#### [RECORD SET]
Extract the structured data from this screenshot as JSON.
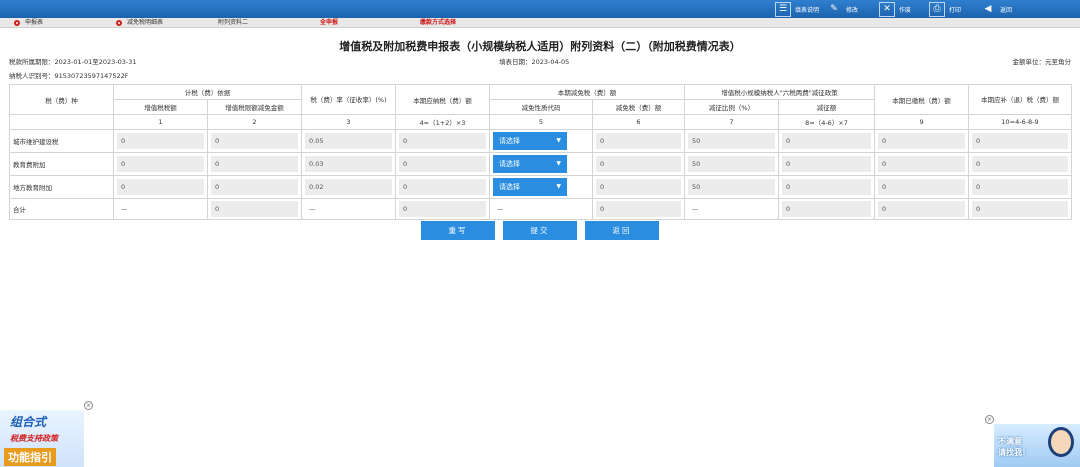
{
  "toolbar": {
    "items": [
      {
        "label": "填表说明",
        "icon": "instructions-icon"
      },
      {
        "label": "修改",
        "icon": "pencil-icon"
      },
      {
        "label": "作废",
        "icon": "void-icon"
      },
      {
        "label": "打印",
        "icon": "printer-icon"
      },
      {
        "label": "返回",
        "icon": "back-arrow-icon"
      }
    ]
  },
  "tabs": [
    {
      "label": "申报表"
    },
    {
      "label": "减免税明细表"
    },
    {
      "label": "附列资料二"
    },
    {
      "label": "全申报"
    },
    {
      "label": "缴款方式选择"
    }
  ],
  "title": "增值税及附加税费申报表（小规模纳税人适用）附列资料（二）（附加税费情况表）",
  "meta": {
    "period": "税款所属期限：2023-01-01至2023-03-31",
    "fill_date": "填表日期：2023-04-05",
    "unit": "金额单位：元至角分",
    "taxpayer_id": "纳税人识别号：91530723597147522F"
  },
  "table": {
    "h_tax_type": "税（费）种",
    "h_basis": "计税（费）依据",
    "h_vat": "增值税税额",
    "h_vat_deduct": "增值税限额减免金额",
    "h_rate": "税（费）率（征收率）(%)",
    "h_payable": "本期应纳税（费）额",
    "h_relief": "本期减免税（费）额",
    "h_relief_code": "减免性质代码",
    "h_relief_amount": "减免税（费）额",
    "h_policy": "增值税小规模纳税人\"六税两费\"减征政策",
    "h_policy_ratio": "减征比例（%）",
    "h_policy_amount": "减征额",
    "h_paid": "本期已缴税（费）额",
    "h_refund": "本期应补（退）税（费）额",
    "col_numbers": [
      "1",
      "2",
      "3",
      "4=（1+2）×3",
      "5",
      "6",
      "7",
      "8=（4-6）×7",
      "9",
      "10=4-6-8-9"
    ],
    "rows": [
      {
        "name": "城市维护建设税",
        "vat": "0",
        "deduct": "0",
        "rate": "0.05",
        "payable": "0",
        "code": "请选择",
        "relief": "0",
        "ratio": "50",
        "reduce": "0",
        "paid": "0",
        "refund": "0"
      },
      {
        "name": "教育费附加",
        "vat": "0",
        "deduct": "0",
        "rate": "0.03",
        "payable": "0",
        "code": "请选择",
        "relief": "0",
        "ratio": "50",
        "reduce": "0",
        "paid": "0",
        "refund": "0"
      },
      {
        "name": "地方教育附加",
        "vat": "0",
        "deduct": "0",
        "rate": "0.02",
        "payable": "0",
        "code": "请选择",
        "relief": "0",
        "ratio": "50",
        "reduce": "0",
        "paid": "0",
        "refund": "0"
      }
    ],
    "total": {
      "name": "合计",
      "vat": "—",
      "deduct": "0",
      "rate": "—",
      "payable": "0",
      "code": "—",
      "relief": "0",
      "ratio": "—",
      "reduce": "0",
      "paid": "0",
      "refund": "0"
    }
  },
  "actions": {
    "reset": "重写",
    "submit": "提交",
    "back": "返回"
  },
  "promo_left": {
    "line1": "组合式",
    "line2": "税费支持政策",
    "line3": "功能指引"
  },
  "promo_right": {
    "line1": "不满意",
    "line2": "请找我！"
  },
  "colors": {
    "toolbar": "#1d63ad",
    "button": "#2a8de0",
    "tab_dot": "#d31c1c",
    "cell_bg": "#ececec"
  }
}
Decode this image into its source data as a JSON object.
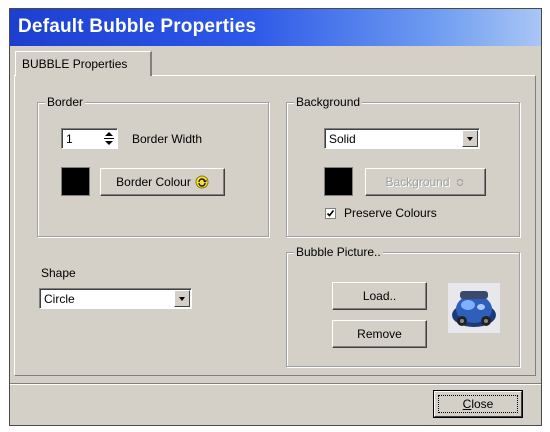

#### [WHAT IS EXPECTED]
The answer is a single number: how many lines include the word "label"?

#### [RESULT OF THE TASK]
10